> Given request
Write out the full listing again, exactly as it stands.

((

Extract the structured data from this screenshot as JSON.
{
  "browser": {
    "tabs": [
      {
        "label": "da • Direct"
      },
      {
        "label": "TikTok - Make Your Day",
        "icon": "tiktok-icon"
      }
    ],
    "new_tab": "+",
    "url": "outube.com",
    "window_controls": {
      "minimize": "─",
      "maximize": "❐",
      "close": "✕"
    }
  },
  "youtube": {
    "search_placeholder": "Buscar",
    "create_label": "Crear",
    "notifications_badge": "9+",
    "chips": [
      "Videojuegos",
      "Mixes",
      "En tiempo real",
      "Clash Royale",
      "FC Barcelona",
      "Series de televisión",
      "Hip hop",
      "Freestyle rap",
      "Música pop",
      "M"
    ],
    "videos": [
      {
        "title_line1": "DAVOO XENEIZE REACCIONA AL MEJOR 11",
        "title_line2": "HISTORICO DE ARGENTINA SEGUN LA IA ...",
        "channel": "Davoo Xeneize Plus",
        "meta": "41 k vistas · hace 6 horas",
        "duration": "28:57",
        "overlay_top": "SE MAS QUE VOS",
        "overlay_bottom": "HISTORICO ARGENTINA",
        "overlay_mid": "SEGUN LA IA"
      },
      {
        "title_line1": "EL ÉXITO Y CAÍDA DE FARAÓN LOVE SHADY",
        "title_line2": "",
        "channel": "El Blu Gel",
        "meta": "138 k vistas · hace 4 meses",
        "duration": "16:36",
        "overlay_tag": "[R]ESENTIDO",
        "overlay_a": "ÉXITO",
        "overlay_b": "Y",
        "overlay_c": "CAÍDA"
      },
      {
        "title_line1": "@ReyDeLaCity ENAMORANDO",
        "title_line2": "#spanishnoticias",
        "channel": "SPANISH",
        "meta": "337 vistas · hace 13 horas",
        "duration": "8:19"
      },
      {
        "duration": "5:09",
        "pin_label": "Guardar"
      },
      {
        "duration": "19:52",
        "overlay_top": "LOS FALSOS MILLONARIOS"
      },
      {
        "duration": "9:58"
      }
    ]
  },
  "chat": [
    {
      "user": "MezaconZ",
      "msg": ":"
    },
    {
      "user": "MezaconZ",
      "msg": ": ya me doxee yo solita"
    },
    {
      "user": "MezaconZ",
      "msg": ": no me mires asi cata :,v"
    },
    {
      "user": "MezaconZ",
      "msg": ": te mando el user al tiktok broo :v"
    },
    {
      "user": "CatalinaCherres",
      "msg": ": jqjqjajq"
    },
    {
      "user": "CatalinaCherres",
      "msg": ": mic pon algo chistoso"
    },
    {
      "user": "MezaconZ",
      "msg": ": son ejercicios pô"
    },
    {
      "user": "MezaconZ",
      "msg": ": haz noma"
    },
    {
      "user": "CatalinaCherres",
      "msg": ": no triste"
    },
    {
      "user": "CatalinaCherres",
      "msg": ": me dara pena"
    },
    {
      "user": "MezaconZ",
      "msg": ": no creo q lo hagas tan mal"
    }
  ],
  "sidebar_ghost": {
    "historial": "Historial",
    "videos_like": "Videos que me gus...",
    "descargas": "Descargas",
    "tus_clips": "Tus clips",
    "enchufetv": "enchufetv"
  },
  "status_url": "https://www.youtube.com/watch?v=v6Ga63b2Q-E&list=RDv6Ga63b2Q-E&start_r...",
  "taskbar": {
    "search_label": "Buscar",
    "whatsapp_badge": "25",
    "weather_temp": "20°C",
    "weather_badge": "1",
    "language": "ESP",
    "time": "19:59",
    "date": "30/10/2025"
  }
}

))

> Solution to this exercise
Extract the structured data from this screenshot as JSON.
{
  "browser": {
    "tabs": [
      {
        "label": "da • Direct"
      },
      {
        "label": "TikTok - Make Your Day",
        "icon": "tiktok-icon"
      }
    ],
    "new_tab": "+",
    "url": "outube.com",
    "window_controls": {
      "minimize": "─",
      "maximize": "❐",
      "close": "✕"
    }
  },
  "youtube": {
    "search_placeholder": "Buscar",
    "create_label": "Crear",
    "notifications_badge": "9+",
    "chips": [
      "Videojuegos",
      "Mixes",
      "En tiempo real",
      "Clash Royale",
      "FC Barcelona",
      "Series de televisión",
      "Hip hop",
      "Freestyle rap",
      "Música pop",
      "M"
    ],
    "videos": [
      {
        "title_line1": "DAVOO XENEIZE REACCIONA AL MEJOR 11",
        "title_line2": "HISTORICO DE ARGENTINA SEGUN LA IA ...",
        "channel": "Davoo Xeneize Plus",
        "meta": "41 k vistas · hace 6 horas",
        "duration": "28:57",
        "overlay_top": "SE MAS QUE VOS",
        "overlay_bottom": "HISTORICO ARGENTINA",
        "overlay_mid": "SEGUN LA IA"
      },
      {
        "title_line1": "EL ÉXITO Y CAÍDA DE FARAÓN LOVE SHADY",
        "title_line2": "",
        "channel": "El Blu Gel",
        "meta": "138 k vistas · hace 4 meses",
        "duration": "16:36",
        "overlay_tag": "[R]ESENTIDO",
        "overlay_a": "ÉXITO",
        "overlay_b": "Y",
        "overlay_c": "CAÍDA"
      },
      {
        "title_line1": "@ReyDeLaCity ENAMORANDO",
        "title_line2": "#spanishnoticias",
        "channel": "SPANISH",
        "meta": "337 vistas · hace 13 horas",
        "duration": "8:19"
      },
      {
        "duration": "5:09",
        "pin_label": "Guardar"
      },
      {
        "duration": "19:52",
        "overlay_top": "LOS FALSOS MILLONARIOS"
      },
      {
        "duration": "9:58"
      }
    ]
  },
  "chat": [
    {
      "user": "MezaconZ",
      "msg": ":"
    },
    {
      "user": "MezaconZ",
      "msg": ": ya me doxee yo solita"
    },
    {
      "user": "MezaconZ",
      "msg": ": no me mires asi cata :,v"
    },
    {
      "user": "MezaconZ",
      "msg": ": te mando el user al tiktok broo :v"
    },
    {
      "user": "CatalinaCherres",
      "msg": ": jqjqjajq"
    },
    {
      "user": "CatalinaCherres",
      "msg": ": mic pon algo chistoso"
    },
    {
      "user": "MezaconZ",
      "msg": ": son ejercicios pô"
    },
    {
      "user": "MezaconZ",
      "msg": ": haz noma"
    },
    {
      "user": "CatalinaCherres",
      "msg": ": no triste"
    },
    {
      "user": "CatalinaCherres",
      "msg": ": me dara pena"
    },
    {
      "user": "MezaconZ",
      "msg": ": no creo q lo hagas tan mal"
    }
  ],
  "sidebar_ghost": {
    "historial": "Historial",
    "videos_like": "Videos que me gus...",
    "descargas": "Descargas",
    "tus_clips": "Tus clips",
    "enchufetv": "enchufetv"
  },
  "status_url": "https://www.youtube.com/watch?v=v6Ga63b2Q-E&list=RDv6Ga63b2Q-E&start_r...",
  "taskbar": {
    "search_label": "Buscar",
    "whatsapp_badge": "25",
    "weather_temp": "20°C",
    "weather_badge": "1",
    "language": "ESP",
    "time": "19:59",
    "date": "30/10/2025"
  }
}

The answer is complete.